[BEGIN Items]

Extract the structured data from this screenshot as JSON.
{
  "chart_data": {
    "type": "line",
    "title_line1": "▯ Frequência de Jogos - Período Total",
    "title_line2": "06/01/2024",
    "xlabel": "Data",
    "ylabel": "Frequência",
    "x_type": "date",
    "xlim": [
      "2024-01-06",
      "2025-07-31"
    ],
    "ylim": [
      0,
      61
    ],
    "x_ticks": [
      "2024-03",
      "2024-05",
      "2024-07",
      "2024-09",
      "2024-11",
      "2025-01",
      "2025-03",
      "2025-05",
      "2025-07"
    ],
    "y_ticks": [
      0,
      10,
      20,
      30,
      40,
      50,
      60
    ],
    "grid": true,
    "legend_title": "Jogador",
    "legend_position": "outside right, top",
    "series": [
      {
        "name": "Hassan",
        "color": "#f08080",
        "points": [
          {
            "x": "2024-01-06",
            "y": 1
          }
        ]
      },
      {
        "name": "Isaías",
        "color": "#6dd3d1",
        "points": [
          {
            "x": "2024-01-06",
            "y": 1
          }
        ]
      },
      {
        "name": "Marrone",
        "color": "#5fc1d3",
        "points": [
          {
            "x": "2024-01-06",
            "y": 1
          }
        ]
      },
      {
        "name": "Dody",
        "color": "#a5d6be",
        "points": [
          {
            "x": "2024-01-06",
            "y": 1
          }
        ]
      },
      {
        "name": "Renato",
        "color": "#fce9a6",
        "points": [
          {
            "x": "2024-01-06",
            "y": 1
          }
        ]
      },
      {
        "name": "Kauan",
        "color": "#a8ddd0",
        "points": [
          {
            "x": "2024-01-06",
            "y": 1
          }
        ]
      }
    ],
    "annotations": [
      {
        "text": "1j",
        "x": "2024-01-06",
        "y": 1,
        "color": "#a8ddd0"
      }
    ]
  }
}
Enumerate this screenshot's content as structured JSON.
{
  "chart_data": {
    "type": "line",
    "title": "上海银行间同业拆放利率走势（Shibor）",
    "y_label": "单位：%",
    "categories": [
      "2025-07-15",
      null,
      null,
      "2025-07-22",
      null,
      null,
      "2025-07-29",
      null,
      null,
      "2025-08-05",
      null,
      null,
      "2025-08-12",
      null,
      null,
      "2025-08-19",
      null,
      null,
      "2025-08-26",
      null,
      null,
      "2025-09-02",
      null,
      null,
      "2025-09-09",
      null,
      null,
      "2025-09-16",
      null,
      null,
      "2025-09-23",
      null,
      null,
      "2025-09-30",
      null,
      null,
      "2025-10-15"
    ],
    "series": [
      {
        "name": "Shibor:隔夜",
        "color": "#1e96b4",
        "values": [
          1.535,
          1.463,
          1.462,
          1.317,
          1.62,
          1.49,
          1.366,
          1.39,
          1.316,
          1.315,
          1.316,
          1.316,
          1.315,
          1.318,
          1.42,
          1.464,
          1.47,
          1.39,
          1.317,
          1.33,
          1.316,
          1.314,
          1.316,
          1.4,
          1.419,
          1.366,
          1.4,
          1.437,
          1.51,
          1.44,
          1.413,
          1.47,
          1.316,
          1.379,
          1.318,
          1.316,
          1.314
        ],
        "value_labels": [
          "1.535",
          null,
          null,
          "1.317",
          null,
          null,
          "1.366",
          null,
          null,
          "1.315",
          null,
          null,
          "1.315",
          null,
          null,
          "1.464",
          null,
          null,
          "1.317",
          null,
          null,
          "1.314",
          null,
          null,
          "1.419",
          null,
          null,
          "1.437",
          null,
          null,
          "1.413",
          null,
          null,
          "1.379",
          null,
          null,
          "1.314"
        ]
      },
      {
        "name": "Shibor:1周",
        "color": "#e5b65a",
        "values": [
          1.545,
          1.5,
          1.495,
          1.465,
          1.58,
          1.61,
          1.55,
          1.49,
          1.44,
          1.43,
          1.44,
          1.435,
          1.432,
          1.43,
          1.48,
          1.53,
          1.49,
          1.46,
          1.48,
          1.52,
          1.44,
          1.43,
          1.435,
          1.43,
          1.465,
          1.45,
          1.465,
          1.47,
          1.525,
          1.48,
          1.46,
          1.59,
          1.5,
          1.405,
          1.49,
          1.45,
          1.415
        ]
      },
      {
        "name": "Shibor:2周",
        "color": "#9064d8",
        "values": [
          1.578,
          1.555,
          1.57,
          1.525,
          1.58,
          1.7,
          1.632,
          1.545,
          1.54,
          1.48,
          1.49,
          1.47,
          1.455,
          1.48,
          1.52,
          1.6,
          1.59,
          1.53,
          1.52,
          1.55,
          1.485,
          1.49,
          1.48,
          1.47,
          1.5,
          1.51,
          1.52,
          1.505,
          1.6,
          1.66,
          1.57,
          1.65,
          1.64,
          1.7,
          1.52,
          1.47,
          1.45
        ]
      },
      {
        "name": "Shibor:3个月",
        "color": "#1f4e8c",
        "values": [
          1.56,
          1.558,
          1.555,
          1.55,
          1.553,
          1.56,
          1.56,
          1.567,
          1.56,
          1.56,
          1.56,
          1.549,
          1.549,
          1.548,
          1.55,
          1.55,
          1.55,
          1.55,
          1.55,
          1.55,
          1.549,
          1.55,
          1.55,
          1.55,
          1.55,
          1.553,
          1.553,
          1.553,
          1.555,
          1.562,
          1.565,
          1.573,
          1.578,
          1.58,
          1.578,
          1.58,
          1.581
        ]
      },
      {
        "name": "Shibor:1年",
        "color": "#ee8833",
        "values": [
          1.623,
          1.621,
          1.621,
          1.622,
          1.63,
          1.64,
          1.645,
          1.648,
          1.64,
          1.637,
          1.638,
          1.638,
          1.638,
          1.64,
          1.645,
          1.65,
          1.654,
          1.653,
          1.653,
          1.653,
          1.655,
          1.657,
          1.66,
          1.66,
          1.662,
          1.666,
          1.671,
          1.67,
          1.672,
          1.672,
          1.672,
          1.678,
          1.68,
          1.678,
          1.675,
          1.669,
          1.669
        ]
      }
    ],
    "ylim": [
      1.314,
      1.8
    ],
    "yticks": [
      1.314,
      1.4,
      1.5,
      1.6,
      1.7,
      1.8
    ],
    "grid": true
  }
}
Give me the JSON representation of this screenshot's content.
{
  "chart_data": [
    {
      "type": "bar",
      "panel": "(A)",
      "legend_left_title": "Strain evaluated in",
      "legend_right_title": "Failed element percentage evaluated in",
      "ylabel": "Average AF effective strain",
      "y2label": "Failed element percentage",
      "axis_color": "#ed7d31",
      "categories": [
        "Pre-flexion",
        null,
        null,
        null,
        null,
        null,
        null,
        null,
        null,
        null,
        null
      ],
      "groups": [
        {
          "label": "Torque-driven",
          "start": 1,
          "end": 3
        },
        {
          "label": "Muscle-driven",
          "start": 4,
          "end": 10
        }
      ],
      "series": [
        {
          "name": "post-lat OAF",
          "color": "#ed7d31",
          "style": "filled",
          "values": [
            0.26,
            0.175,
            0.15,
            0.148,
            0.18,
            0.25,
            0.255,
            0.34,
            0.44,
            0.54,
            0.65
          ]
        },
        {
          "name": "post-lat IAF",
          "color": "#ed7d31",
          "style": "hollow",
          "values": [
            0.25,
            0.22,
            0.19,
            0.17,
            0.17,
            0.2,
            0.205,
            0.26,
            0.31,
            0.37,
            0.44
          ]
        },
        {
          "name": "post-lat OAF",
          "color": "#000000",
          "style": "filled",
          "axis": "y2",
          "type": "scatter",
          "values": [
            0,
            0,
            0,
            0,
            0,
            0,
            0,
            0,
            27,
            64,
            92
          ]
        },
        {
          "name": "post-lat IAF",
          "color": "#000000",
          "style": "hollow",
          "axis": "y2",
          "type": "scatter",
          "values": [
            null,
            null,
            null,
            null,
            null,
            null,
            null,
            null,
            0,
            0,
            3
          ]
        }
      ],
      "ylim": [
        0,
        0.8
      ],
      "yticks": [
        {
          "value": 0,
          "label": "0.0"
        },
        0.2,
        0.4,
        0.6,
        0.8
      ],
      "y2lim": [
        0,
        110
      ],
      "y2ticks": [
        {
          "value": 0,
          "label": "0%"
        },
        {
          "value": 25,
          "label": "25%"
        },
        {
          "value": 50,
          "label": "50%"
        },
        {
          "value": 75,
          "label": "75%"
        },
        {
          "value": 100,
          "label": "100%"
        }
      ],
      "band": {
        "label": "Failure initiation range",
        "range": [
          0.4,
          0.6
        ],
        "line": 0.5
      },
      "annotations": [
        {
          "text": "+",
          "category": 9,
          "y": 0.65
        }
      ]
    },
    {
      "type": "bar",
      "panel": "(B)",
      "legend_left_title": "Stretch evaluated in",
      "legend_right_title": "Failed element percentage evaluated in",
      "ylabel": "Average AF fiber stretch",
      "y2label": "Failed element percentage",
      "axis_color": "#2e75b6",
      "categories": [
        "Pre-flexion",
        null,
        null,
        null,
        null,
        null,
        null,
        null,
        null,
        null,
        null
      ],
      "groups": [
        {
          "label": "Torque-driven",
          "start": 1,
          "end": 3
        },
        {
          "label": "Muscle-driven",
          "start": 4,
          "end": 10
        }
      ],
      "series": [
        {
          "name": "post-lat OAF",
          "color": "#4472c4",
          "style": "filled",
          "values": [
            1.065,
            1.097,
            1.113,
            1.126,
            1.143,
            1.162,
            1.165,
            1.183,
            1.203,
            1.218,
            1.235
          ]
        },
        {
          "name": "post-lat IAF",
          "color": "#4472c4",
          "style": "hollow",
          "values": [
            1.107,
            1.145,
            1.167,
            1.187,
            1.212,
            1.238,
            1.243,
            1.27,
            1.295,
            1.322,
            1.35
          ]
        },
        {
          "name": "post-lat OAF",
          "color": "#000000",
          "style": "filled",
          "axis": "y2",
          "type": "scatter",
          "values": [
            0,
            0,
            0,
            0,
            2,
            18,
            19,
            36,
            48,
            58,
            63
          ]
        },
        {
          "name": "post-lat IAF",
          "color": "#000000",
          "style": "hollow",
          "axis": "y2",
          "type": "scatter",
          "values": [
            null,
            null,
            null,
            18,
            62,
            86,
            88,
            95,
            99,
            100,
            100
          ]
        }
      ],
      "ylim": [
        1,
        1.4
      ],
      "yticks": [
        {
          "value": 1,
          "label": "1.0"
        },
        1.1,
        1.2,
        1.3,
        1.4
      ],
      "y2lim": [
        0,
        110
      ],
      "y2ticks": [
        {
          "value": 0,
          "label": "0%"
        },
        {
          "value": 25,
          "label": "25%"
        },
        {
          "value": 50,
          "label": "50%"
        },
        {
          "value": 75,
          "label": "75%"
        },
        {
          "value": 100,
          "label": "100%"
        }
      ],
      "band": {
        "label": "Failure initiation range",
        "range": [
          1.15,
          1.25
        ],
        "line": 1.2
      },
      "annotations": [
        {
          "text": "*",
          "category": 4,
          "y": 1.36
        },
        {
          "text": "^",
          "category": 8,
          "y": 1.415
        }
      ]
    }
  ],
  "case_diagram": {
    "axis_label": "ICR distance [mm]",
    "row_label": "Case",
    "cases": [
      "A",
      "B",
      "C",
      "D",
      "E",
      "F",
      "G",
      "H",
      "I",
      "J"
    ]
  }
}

[END Items]

Written problem:
Single out each line of the records above with the string "Frequência" in it, and copy it.

Answer to the problem:
    "title_line1": "▯ Frequência de Jogos - Período Total",
    "ylabel": "Frequência",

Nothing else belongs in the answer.